## start Input records
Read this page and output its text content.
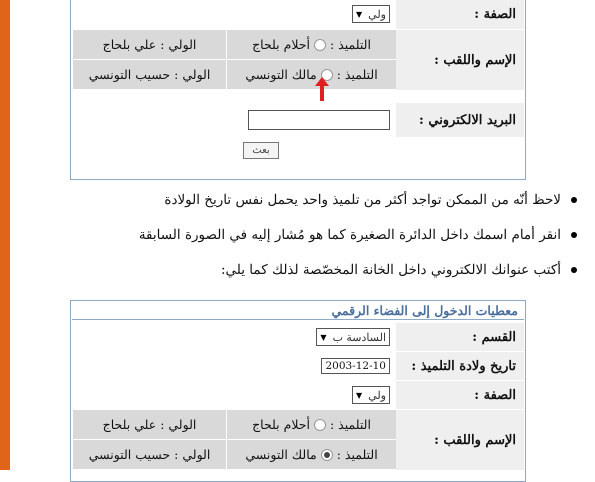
الصفة :
ولي
▼
الإسم واللقب :
التلميذ :
أحلام بلحاج
الولي :

علي بلحاج
التلميذ :
مالك التونسي
الولي :

حسيب التونسي
البريد الالكتروني :
بعث
لاحظ أنّه من الممكن تواجد أكثر من تلميذ واحد يحمل نفس تاريخ الولادة
انقر أمام اسمك داخل الدائرة الصغيرة كما هو مُشار إليه في الصورة السابقة
أكتب عنوانك الالكتروني داخل الخانة المخصّصة لذلك كما يلي:
معطيات الدخول إلى الفضاء الرقمي
القسم :
السادسة ب
▼
تاريخ ولادة التلميذ :
2003-12-10
الصفة :
ولي
▼
الإسم واللقب :
التلميذ :
أحلام بلحاج
الولي :

علي بلحاج
التلميذ :
مالك التونسي
الولي :

حسيب التونسي
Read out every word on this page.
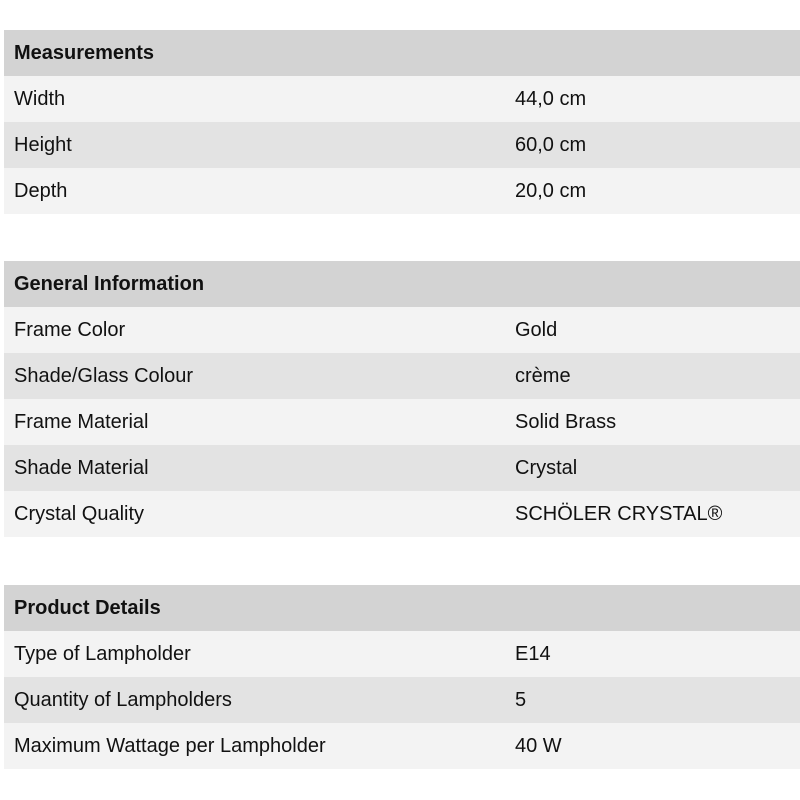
Measurements
Width	44,0 cm
Height	60,0 cm
Depth	20,0 cm
General Information
Frame Color	Gold
Shade/Glass Colour	crème
Frame Material	Solid Brass
Shade Material	Crystal
Crystal Quality	SCHÖLER CRYSTAL®
Product Details
Type of Lampholder	E14
Quantity of Lampholders	5
Maximum Wattage per Lampholder	40 W
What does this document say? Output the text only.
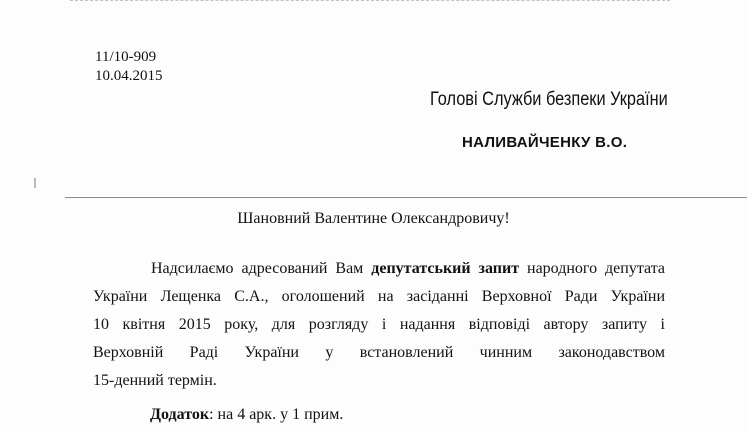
11/10-909
10.04.2015
Голові Служби безпеки України
НАЛИВАЙЧЕНКУ В.О.
Шановний Валентине Олександровичу!
Надсилаємо адресований Вам депутатський запит народного депутата
України Лещенка С.А., оголошений на засіданні Верховної Ради України
10 квітня 2015 року, для розгляду і надання відповіді автору запиту і
Верховній Раді України у встановлений чинним законодавством
15-денний термін.
Додаток: на 4 арк. у 1 прим.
## end Input records
**Brief:** Reproduce the whole listing word for word, setting aside any pictures.

**Complete answer:**
Read this page and output its text content.
الصفة :
ولي
▼
الإسم واللقب :
التلميذ :
أحلام بلحاج
الولي :

علي بلحاج
التلميذ :
مالك التونسي
الولي :

حسيب التونسي
البريد الالكتروني :
بعث
لاحظ أنّه من الممكن تواجد أكثر من تلميذ واحد يحمل نفس تاريخ الولادة
انقر أمام اسمك داخل الدائرة الصغيرة كما هو مُشار إليه في الصورة السابقة
أكتب عنوانك الالكتروني داخل الخانة المخصّصة لذلك كما يلي:
معطيات الدخول إلى الفضاء الرقمي
القسم :
السادسة ب
▼
تاريخ ولادة التلميذ :
2003-12-10
الصفة :
ولي
▼
الإسم واللقب :
التلميذ :
أحلام بلحاج
الولي :

علي بلحاج
التلميذ :
مالك التونسي
الولي :

حسيب التونسي
Read out every word on this page.
Measurements
Width	44,0 cm
Height	60,0 cm
Depth	20,0 cm
General Information
Frame Color	Gold
Shade/Glass Colour	crème
Frame Material	Solid Brass
Shade Material	Crystal
Crystal Quality	SCHÖLER CRYSTAL®
Product Details
Type of Lampholder	E14
Quantity of Lampholders	5
Maximum Wattage per Lampholder	40 W
What does this document say? Output the text only.
11/10-909
10.04.2015
Голові Служби безпеки України
НАЛИВАЙЧЕНКУ В.О.
Шановний Валентине Олександровичу!
Надсилаємо адресований Вам депутатський запит народного депутата
України Лещенка С.А., оголошений на засіданні Верховної Ради України
10 квітня 2015 року, для розгляду і надання відповіді автору запиту і
Верховній Раді України у встановлений чинним законодавством
15-денний термін.
Додаток: на 4 арк. у 1 прим.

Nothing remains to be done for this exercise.